* _Data supplied_:
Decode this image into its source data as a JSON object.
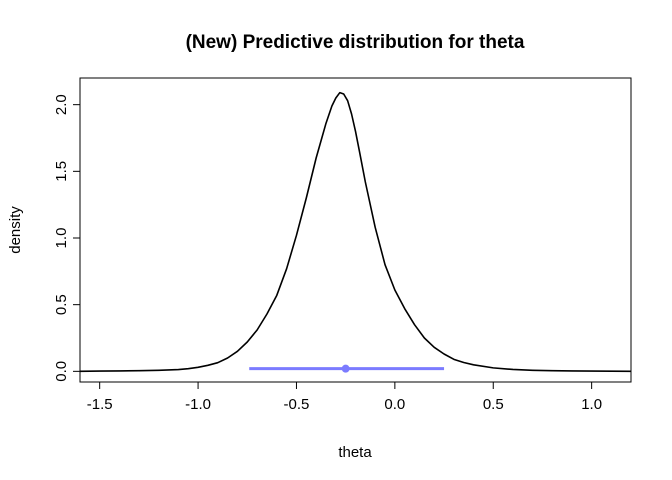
{
  "chart_data": {
    "type": "line",
    "title": "(New) Predictive distribution for theta",
    "xlabel": "theta",
    "ylabel": "density",
    "xlim": [
      -1.6,
      1.2
    ],
    "ylim": [
      -0.08,
      2.2
    ],
    "x_ticks": [
      -1.5,
      -1.0,
      -0.5,
      0.0,
      0.5,
      1.0
    ],
    "x_tick_labels": [
      "-1.5",
      "-1.0",
      "-0.5",
      "0.0",
      "0.5",
      "1.0"
    ],
    "y_ticks": [
      0.0,
      0.5,
      1.0,
      1.5,
      2.0
    ],
    "y_tick_labels": [
      "0.0",
      "0.5",
      "1.0",
      "1.5",
      "2.0"
    ],
    "grid": false,
    "series": [
      {
        "type": "line",
        "color": "#000000",
        "x": [
          -1.6,
          -1.5,
          -1.4,
          -1.3,
          -1.2,
          -1.1,
          -1.05,
          -1.0,
          -0.95,
          -0.9,
          -0.85,
          -0.8,
          -0.75,
          -0.7,
          -0.65,
          -0.6,
          -0.55,
          -0.5,
          -0.45,
          -0.4,
          -0.35,
          -0.32,
          -0.3,
          -0.28,
          -0.26,
          -0.24,
          -0.22,
          -0.2,
          -0.18,
          -0.15,
          -0.1,
          -0.05,
          0.0,
          0.05,
          0.1,
          0.15,
          0.2,
          0.25,
          0.3,
          0.35,
          0.4,
          0.5,
          0.6,
          0.7,
          0.8,
          0.9,
          1.0,
          1.1,
          1.2
        ],
        "y": [
          0.0,
          0.002,
          0.003,
          0.005,
          0.008,
          0.013,
          0.02,
          0.03,
          0.045,
          0.065,
          0.1,
          0.15,
          0.22,
          0.31,
          0.43,
          0.57,
          0.77,
          1.02,
          1.3,
          1.6,
          1.86,
          1.99,
          2.05,
          2.09,
          2.08,
          2.03,
          1.93,
          1.8,
          1.65,
          1.42,
          1.08,
          0.8,
          0.61,
          0.47,
          0.35,
          0.25,
          0.18,
          0.13,
          0.09,
          0.066,
          0.049,
          0.026,
          0.014,
          0.008,
          0.005,
          0.003,
          0.002,
          0.001,
          0.0
        ]
      }
    ],
    "interval": {
      "color": "#7b7bff",
      "y": 0.02,
      "lower": -0.74,
      "upper": 0.25,
      "point": -0.25
    }
  }
}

* _Problem description_: Repeat every record above exactly, but leave out any pictures.

* _The result_:
Decode this image into its source data as a JSON object.
{
  "chart_data": {
    "type": "line",
    "title": "(New) Predictive distribution for theta",
    "xlabel": "theta",
    "ylabel": "density",
    "xlim": [
      -1.6,
      1.2
    ],
    "ylim": [
      -0.08,
      2.2
    ],
    "x_ticks": [
      -1.5,
      -1.0,
      -0.5,
      0.0,
      0.5,
      1.0
    ],
    "x_tick_labels": [
      "-1.5",
      "-1.0",
      "-0.5",
      "0.0",
      "0.5",
      "1.0"
    ],
    "y_ticks": [
      0.0,
      0.5,
      1.0,
      1.5,
      2.0
    ],
    "y_tick_labels": [
      "0.0",
      "0.5",
      "1.0",
      "1.5",
      "2.0"
    ],
    "grid": false,
    "series": [
      {
        "type": "line",
        "color": "#000000",
        "x": [
          -1.6,
          -1.5,
          -1.4,
          -1.3,
          -1.2,
          -1.1,
          -1.05,
          -1.0,
          -0.95,
          -0.9,
          -0.85,
          -0.8,
          -0.75,
          -0.7,
          -0.65,
          -0.6,
          -0.55,
          -0.5,
          -0.45,
          -0.4,
          -0.35,
          -0.32,
          -0.3,
          -0.28,
          -0.26,
          -0.24,
          -0.22,
          -0.2,
          -0.18,
          -0.15,
          -0.1,
          -0.05,
          0.0,
          0.05,
          0.1,
          0.15,
          0.2,
          0.25,
          0.3,
          0.35,
          0.4,
          0.5,
          0.6,
          0.7,
          0.8,
          0.9,
          1.0,
          1.1,
          1.2
        ],
        "y": [
          0.0,
          0.002,
          0.003,
          0.005,
          0.008,
          0.013,
          0.02,
          0.03,
          0.045,
          0.065,
          0.1,
          0.15,
          0.22,
          0.31,
          0.43,
          0.57,
          0.77,
          1.02,
          1.3,
          1.6,
          1.86,
          1.99,
          2.05,
          2.09,
          2.08,
          2.03,
          1.93,
          1.8,
          1.65,
          1.42,
          1.08,
          0.8,
          0.61,
          0.47,
          0.35,
          0.25,
          0.18,
          0.13,
          0.09,
          0.066,
          0.049,
          0.026,
          0.014,
          0.008,
          0.005,
          0.003,
          0.002,
          0.001,
          0.0
        ]
      }
    ],
    "interval": {
      "color": "#7b7bff",
      "y": 0.02,
      "lower": -0.74,
      "upper": 0.25,
      "point": -0.25
    }
  }
}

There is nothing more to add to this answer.